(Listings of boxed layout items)
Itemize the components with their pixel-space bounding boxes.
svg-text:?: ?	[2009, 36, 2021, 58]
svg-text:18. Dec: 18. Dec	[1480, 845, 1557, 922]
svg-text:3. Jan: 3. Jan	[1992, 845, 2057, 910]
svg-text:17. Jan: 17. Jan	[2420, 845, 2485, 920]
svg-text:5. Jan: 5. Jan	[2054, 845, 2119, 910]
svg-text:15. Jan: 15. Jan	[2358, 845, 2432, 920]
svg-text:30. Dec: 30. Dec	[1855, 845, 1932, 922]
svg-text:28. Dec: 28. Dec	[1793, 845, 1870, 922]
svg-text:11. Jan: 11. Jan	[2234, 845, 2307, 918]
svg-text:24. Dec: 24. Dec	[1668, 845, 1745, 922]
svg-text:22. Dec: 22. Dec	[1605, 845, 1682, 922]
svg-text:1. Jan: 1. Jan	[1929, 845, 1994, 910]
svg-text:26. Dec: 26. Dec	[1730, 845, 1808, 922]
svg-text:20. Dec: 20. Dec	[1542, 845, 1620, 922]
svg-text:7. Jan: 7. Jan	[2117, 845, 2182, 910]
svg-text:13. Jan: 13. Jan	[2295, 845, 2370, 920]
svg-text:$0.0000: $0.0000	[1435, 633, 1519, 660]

Exercise objective: Turn the lines of the records into a JSON list of strings, one string per line, leaving out any blank lines.

Exercise result:
[
  "Itemize the components with their pixel-space bounding boxes.",
  "svg-text:?: ?\t[2009, 36, 2021, 58]",
  "svg-text:18. Dec: 18. Dec\t[1480, 845, 1557, 922]",
  "svg-text:3. Jan: 3. Jan\t[1992, 845, 2057, 910]",
  "svg-text:17. Jan: 17. Jan\t[2420, 845, 2485, 920]",
  "svg-text:5. Jan: 5. Jan\t[2054, 845, 2119, 910]",
  "svg-text:15. Jan: 15. Jan\t[2358, 845, 2432, 920]",
  "svg-text:30. Dec: 30. Dec\t[1855, 845, 1932, 922]",
  "svg-text:28. Dec: 28. Dec\t[1793, 845, 1870, 922]",
  "svg-text:11. Jan: 11. Jan\t[2234, 845, 2307, 918]",
  "svg-text:24. Dec: 24. Dec\t[1668, 845, 1745, 922]",
  "svg-text:22. Dec: 22. Dec\t[1605, 845, 1682, 922]",
  "svg-text:1. Jan: 1. Jan\t[1929, 845, 1994, 910]",
  "svg-text:26. Dec: 26. Dec\t[1730, 845, 1808, 922]",
  "svg-text:20. Dec: 20. Dec\t[1542, 845, 1620, 922]",
  "svg-text:7. Jan: 7. Jan\t[2117, 845, 2182, 910]",
  "svg-text:13. Jan: 13. Jan\t[2295, 845, 2370, 920]",
  "svg-text:$0.0000: $0.0000\t[1435, 633, 1519, 660]"
]